>> start TEXT PASSAGE

This being said, I did love this account of a (minor) mental retardation sufferer; although using that phrase seems non requiter in Beth's situation, as well as she has accepted her situation, adapting with flying colors. It seem natural to name Cool Beth as the protagonist here, but I disagree. Beth has lived her life this way for some time; it is Rachel whom learns so much through her year with her sister, Rachel whom is changed, makes grandeur changes in her own life as a result, Rachel whom learns the most unexpected lessons from the least likely of places. So what does she learn? She learns about life. That the simple things are what matter. That a career is not everything. That it is your interpersonal relationships in this lifetime that have the most value. That happiness is really very simple: to love and be loved.
And in a way, ignorance is bliss. Like Rachel, I am an overachiever; with the highest of expectations, my own worst enemy. Sometimes, we can learn from those less ambitious, maybe even less intelligent. If they can be happy, why can't we? What benefit is such status, career, ingenuity, etc. if one refuses to be happy, to be satisfied with what they have?
I'm only about halfway through with this book, but it is such an endearing story about a woman (writer) who takes time off from her normal schedule to literally ride the bus with her mentally challenged sister(Beth)for one year. She discovers not only Beth's challenges, but the numerous ways that she is brave, industrious, self-sufficient and "normal."
The relationship between the sister's, as well as that of Beth and the drivers, lends to a heart-warming story that is truthful and does not always depict Beth as a smiling, universally-liked stereotype.

>> end TEXT PASSAGE

• WRITTEN TASKS:
(1) Answer these questions from the review text:
(a) For how long does the writer ride the bus with her sister?
(b) Which character does the reviewer consider the protagonist?
(c) Apart from the sisters, whose relationship with Beth is mentioned?
(2) In the review text, swap "happiness" for "contentment" and write out the stretch from "This being said, I" through "and be loved.".
(3) According to the review text, why does the reviewer disagree that Beth is the protagonist?
The material that comes next plays no part here.

>> start PROVIDED INFORMATION

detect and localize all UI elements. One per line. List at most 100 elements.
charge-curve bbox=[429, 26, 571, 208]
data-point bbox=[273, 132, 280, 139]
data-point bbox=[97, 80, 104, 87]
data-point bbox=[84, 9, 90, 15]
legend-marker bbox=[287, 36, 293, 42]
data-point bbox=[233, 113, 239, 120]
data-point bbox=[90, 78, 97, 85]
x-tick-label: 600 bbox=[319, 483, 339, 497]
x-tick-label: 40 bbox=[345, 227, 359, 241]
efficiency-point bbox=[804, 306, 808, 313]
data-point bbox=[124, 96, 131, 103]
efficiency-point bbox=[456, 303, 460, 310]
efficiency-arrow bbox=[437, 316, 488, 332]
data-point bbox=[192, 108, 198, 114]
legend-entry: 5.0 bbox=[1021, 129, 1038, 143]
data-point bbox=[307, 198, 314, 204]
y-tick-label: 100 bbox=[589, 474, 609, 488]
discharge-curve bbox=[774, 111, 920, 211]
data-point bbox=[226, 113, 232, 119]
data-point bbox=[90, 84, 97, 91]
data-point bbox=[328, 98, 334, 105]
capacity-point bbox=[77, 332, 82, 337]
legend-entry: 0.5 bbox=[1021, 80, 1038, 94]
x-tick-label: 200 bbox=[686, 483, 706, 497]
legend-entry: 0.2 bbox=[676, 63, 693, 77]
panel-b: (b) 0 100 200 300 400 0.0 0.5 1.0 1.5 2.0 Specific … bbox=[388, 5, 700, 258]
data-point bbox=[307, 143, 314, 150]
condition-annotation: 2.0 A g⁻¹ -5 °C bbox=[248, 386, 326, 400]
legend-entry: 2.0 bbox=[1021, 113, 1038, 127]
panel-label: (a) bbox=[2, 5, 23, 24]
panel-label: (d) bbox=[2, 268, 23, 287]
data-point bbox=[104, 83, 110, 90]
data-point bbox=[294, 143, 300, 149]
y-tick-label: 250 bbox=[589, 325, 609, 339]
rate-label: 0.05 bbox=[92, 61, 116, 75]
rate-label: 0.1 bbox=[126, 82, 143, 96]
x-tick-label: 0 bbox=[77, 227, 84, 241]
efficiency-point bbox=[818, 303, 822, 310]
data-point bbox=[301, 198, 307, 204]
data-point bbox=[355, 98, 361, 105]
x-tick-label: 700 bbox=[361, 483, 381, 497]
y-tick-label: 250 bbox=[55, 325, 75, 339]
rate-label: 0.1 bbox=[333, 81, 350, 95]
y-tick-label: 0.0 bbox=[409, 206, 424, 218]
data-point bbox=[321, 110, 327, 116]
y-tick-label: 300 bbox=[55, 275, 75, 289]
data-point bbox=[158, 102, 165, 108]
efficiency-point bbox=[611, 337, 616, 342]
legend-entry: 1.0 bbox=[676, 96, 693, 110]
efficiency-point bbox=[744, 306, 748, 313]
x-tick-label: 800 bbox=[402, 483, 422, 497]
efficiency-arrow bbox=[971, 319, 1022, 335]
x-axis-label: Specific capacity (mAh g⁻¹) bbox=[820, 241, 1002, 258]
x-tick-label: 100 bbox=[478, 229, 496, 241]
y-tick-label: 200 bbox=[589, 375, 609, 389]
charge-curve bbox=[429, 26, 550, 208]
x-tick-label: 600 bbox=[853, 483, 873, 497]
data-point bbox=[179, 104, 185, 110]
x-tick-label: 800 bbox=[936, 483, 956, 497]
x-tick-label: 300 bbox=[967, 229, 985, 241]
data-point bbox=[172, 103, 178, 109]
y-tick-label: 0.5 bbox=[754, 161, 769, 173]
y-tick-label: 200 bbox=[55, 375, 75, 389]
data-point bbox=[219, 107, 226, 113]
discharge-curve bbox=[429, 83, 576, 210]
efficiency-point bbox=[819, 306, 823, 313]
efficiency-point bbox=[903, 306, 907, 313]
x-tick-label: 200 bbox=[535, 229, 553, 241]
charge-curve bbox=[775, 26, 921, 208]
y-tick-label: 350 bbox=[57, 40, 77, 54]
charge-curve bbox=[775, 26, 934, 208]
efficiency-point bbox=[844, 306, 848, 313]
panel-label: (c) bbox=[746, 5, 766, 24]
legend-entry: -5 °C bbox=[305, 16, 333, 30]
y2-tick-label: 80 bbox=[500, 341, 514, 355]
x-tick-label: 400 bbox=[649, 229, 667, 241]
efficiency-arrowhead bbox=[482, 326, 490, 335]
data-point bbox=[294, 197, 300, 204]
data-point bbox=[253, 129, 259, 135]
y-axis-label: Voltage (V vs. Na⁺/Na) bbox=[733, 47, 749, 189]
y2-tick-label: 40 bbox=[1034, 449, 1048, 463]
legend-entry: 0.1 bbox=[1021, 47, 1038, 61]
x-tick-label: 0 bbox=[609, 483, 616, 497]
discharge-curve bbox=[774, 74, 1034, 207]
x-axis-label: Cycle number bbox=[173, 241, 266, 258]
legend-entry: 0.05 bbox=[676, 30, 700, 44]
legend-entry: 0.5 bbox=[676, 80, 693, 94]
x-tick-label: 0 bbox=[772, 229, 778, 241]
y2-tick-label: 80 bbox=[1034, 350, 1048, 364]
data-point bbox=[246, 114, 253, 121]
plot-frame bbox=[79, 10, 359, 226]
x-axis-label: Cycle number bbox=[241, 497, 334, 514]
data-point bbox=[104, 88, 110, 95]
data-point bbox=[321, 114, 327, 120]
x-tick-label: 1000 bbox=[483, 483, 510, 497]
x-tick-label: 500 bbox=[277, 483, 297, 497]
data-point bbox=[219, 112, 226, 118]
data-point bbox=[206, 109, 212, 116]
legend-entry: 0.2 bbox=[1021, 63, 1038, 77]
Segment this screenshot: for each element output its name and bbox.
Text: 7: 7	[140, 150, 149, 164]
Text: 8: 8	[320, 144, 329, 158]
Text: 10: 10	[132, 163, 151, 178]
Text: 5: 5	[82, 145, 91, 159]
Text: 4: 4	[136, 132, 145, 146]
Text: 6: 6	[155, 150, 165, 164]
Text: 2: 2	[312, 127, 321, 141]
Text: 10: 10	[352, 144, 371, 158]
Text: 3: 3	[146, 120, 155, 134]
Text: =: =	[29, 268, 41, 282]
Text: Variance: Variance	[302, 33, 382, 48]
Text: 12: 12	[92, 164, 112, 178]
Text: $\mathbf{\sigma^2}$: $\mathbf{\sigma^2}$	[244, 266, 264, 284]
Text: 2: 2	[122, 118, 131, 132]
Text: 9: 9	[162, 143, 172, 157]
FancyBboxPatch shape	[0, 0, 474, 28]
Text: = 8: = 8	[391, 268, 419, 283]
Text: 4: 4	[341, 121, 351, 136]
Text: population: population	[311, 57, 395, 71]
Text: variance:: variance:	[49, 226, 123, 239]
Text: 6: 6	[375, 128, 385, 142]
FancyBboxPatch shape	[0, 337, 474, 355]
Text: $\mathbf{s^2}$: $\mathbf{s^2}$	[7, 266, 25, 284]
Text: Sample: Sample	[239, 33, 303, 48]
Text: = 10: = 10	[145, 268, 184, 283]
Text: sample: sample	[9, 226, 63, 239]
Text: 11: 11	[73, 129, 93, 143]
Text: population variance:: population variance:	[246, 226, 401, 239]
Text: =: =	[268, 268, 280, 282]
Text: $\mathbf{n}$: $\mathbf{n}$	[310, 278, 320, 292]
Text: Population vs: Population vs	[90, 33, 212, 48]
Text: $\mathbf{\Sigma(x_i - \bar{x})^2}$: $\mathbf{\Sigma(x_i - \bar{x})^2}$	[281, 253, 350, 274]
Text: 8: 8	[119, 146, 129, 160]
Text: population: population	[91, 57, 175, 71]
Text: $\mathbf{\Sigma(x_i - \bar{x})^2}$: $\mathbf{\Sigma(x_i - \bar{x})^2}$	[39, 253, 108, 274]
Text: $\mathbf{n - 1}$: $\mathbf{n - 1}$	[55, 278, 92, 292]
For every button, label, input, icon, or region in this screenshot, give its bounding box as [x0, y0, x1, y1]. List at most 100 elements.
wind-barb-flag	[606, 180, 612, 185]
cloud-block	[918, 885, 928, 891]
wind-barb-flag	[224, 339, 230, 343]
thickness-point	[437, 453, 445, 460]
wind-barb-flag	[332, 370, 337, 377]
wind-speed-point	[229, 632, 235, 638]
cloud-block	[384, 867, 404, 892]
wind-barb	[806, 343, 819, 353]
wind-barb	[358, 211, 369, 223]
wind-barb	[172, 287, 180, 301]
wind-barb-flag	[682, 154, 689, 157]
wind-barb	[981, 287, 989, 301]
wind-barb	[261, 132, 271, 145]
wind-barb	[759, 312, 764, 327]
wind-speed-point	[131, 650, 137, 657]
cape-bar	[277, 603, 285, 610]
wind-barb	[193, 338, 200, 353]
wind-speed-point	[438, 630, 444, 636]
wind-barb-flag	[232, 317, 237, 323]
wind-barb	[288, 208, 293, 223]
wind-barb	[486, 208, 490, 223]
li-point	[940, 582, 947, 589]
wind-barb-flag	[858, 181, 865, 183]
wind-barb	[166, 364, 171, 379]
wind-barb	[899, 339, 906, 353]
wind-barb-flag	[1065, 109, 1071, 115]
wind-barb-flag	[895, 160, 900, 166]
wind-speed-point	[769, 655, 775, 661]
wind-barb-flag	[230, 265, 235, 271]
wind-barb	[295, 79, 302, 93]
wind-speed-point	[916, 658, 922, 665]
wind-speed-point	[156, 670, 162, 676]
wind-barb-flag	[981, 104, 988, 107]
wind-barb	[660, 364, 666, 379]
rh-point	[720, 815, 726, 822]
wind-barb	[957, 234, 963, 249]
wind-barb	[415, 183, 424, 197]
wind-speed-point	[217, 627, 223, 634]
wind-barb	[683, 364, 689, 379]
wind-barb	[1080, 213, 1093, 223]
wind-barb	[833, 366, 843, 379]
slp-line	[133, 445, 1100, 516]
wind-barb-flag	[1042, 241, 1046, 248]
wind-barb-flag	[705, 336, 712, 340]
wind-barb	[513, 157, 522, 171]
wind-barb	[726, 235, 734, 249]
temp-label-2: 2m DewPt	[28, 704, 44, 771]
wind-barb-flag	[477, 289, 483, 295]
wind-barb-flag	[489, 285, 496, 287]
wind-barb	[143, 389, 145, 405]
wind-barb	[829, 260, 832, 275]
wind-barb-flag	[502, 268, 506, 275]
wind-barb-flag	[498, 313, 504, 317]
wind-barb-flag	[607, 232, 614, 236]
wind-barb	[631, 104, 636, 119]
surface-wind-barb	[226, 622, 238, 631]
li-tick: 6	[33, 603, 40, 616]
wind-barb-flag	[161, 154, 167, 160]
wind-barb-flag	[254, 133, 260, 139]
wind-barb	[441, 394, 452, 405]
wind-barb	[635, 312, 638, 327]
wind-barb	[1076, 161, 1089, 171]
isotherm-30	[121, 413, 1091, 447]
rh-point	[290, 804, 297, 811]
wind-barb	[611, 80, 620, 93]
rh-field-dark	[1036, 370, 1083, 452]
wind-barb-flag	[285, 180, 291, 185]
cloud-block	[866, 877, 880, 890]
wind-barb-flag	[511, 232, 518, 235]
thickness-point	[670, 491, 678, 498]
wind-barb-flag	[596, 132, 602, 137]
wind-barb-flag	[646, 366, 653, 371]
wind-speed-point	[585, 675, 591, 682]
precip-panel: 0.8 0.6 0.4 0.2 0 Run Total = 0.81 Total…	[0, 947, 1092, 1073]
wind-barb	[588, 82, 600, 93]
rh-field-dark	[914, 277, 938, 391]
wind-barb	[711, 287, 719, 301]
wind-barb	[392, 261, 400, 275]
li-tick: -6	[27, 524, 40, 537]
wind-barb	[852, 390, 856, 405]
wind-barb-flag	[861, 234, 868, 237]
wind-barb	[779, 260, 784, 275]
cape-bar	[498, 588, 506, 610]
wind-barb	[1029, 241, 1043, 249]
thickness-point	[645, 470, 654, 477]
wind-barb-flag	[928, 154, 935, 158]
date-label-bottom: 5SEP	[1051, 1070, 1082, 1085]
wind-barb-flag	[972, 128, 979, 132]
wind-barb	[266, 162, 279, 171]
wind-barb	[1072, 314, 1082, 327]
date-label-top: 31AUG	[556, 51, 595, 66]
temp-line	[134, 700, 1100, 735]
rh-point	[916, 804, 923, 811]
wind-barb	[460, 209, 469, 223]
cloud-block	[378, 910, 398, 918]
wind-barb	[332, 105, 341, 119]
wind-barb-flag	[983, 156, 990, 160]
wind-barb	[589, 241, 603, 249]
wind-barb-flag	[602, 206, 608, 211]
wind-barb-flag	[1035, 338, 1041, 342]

>> end PROVIDED INFORMATION

• COMPLETED EXERCISE:
(1)
(a) One year.
(b) Rachel.
(c) The drivers.

(2)
This being said, I did love this account of a (minor) mental retardation sufferer; although using that phrase seems non requiter in Beth's situation, as well as she has accepted her situation, adapting with flying colors. It seem natural to name Cool Beth as the protagonist here, but I disagree. Beth has lived her life this way for some time; it is Rachel whom learns so much through her year with her sister, Rachel whom is changed, makes grandeur changes in her own life as a result, Rachel whom learns the most unexpected lessons from the least likely of places. So what does she learn? She learns about life. That the simple things are what matter. That a career is not everything. That it is your interpersonal relationships in this lifetime that have the most value. That contentment is really very simple: to love and be loved.

(3) Beth has already lived her life this way for some time. Rachel is the one who learns so much during the year with her sister, is changed, and makes major changes in her own life as a result.